• **YOUR TASK**
Copy every record below exactly.

• **LISTED RECORDS**
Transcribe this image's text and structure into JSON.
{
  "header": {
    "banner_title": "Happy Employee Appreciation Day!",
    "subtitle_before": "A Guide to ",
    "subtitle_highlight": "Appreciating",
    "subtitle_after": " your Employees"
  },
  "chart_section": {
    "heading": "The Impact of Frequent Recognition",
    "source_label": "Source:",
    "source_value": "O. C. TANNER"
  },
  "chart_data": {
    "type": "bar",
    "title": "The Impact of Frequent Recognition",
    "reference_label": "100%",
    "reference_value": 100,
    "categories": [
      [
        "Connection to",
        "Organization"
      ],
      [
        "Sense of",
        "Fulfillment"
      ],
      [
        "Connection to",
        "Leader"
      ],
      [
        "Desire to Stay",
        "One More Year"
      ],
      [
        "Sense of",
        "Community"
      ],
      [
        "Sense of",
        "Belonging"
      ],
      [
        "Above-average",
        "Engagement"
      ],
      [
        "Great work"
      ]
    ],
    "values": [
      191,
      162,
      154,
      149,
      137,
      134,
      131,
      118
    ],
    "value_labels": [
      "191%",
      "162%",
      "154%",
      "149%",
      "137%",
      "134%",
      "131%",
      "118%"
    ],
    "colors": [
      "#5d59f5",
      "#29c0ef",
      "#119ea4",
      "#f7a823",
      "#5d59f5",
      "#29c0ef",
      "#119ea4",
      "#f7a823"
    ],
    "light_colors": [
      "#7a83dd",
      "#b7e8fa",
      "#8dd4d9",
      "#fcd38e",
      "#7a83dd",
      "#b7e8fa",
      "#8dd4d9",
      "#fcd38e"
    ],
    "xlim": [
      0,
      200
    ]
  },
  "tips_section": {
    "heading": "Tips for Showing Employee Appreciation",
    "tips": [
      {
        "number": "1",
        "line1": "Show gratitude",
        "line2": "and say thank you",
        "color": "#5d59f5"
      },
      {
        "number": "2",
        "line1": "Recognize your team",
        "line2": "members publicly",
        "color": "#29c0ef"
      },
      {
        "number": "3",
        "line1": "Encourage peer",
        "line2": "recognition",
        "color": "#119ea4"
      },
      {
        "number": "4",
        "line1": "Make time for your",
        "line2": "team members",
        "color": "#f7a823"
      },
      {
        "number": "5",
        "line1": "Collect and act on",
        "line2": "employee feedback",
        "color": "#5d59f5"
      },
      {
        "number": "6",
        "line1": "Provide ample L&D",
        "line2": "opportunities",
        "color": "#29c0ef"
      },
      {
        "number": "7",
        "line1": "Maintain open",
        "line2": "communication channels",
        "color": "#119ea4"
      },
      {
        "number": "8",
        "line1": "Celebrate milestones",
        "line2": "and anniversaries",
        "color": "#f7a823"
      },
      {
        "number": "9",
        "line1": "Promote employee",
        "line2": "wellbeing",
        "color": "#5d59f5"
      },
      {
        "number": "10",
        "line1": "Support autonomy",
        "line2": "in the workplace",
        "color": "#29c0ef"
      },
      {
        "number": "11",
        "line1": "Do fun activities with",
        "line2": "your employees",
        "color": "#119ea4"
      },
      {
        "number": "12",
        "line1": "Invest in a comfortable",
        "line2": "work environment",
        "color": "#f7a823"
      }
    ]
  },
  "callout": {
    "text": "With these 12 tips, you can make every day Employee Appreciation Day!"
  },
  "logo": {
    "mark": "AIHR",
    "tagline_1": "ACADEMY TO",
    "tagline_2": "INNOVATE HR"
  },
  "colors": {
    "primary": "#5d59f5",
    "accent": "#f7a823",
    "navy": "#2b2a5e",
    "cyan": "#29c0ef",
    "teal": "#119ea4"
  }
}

• **ANSWER TO THE TASK**
Transcribe this image's text and structure into JSON.
{
  "header": {
    "banner_title": "Happy Employee Appreciation Day!",
    "subtitle_before": "A Guide to ",
    "subtitle_highlight": "Appreciating",
    "subtitle_after": " your Employees"
  },
  "chart_section": {
    "heading": "The Impact of Frequent Recognition",
    "source_label": "Source:",
    "source_value": "O. C. TANNER"
  },
  "chart_data": {
    "type": "bar",
    "title": "The Impact of Frequent Recognition",
    "reference_label": "100%",
    "reference_value": 100,
    "categories": [
      [
        "Connection to",
        "Organization"
      ],
      [
        "Sense of",
        "Fulfillment"
      ],
      [
        "Connection to",
        "Leader"
      ],
      [
        "Desire to Stay",
        "One More Year"
      ],
      [
        "Sense of",
        "Community"
      ],
      [
        "Sense of",
        "Belonging"
      ],
      [
        "Above-average",
        "Engagement"
      ],
      [
        "Great work"
      ]
    ],
    "values": [
      191,
      162,
      154,
      149,
      137,
      134,
      131,
      118
    ],
    "value_labels": [
      "191%",
      "162%",
      "154%",
      "149%",
      "137%",
      "134%",
      "131%",
      "118%"
    ],
    "colors": [
      "#5d59f5",
      "#29c0ef",
      "#119ea4",
      "#f7a823",
      "#5d59f5",
      "#29c0ef",
      "#119ea4",
      "#f7a823"
    ],
    "light_colors": [
      "#7a83dd",
      "#b7e8fa",
      "#8dd4d9",
      "#fcd38e",
      "#7a83dd",
      "#b7e8fa",
      "#8dd4d9",
      "#fcd38e"
    ],
    "xlim": [
      0,
      200
    ]
  },
  "tips_section": {
    "heading": "Tips for Showing Employee Appreciation",
    "tips": [
      {
        "number": "1",
        "line1": "Show gratitude",
        "line2": "and say thank you",
        "color": "#5d59f5"
      },
      {
        "number": "2",
        "line1": "Recognize your team",
        "line2": "members publicly",
        "color": "#29c0ef"
      },
      {
        "number": "3",
        "line1": "Encourage peer",
        "line2": "recognition",
        "color": "#119ea4"
      },
      {
        "number": "4",
        "line1": "Make time for your",
        "line2": "team members",
        "color": "#f7a823"
      },
      {
        "number": "5",
        "line1": "Collect and act on",
        "line2": "employee feedback",
        "color": "#5d59f5"
      },
      {
        "number": "6",
        "line1": "Provide ample L&D",
        "line2": "opportunities",
        "color": "#29c0ef"
      },
      {
        "number": "7",
        "line1": "Maintain open",
        "line2": "communication channels",
        "color": "#119ea4"
      },
      {
        "number": "8",
        "line1": "Celebrate milestones",
        "line2": "and anniversaries",
        "color": "#f7a823"
      },
      {
        "number": "9",
        "line1": "Promote employee",
        "line2": "wellbeing",
        "color": "#5d59f5"
      },
      {
        "number": "10",
        "line1": "Support autonomy",
        "line2": "in the workplace",
        "color": "#29c0ef"
      },
      {
        "number": "11",
        "line1": "Do fun activities with",
        "line2": "your employees",
        "color": "#119ea4"
      },
      {
        "number": "12",
        "line1": "Invest in a comfortable",
        "line2": "work environment",
        "color": "#f7a823"
      }
    ]
  },
  "callout": {
    "text": "With these 12 tips, you can make every day Employee Appreciation Day!"
  },
  "logo": {
    "mark": "AIHR",
    "tagline_1": "ACADEMY TO",
    "tagline_2": "INNOVATE HR"
  },
  "colors": {
    "primary": "#5d59f5",
    "accent": "#f7a823",
    "navy": "#2b2a5e",
    "cyan": "#29c0ef",
    "teal": "#119ea4"
  }
}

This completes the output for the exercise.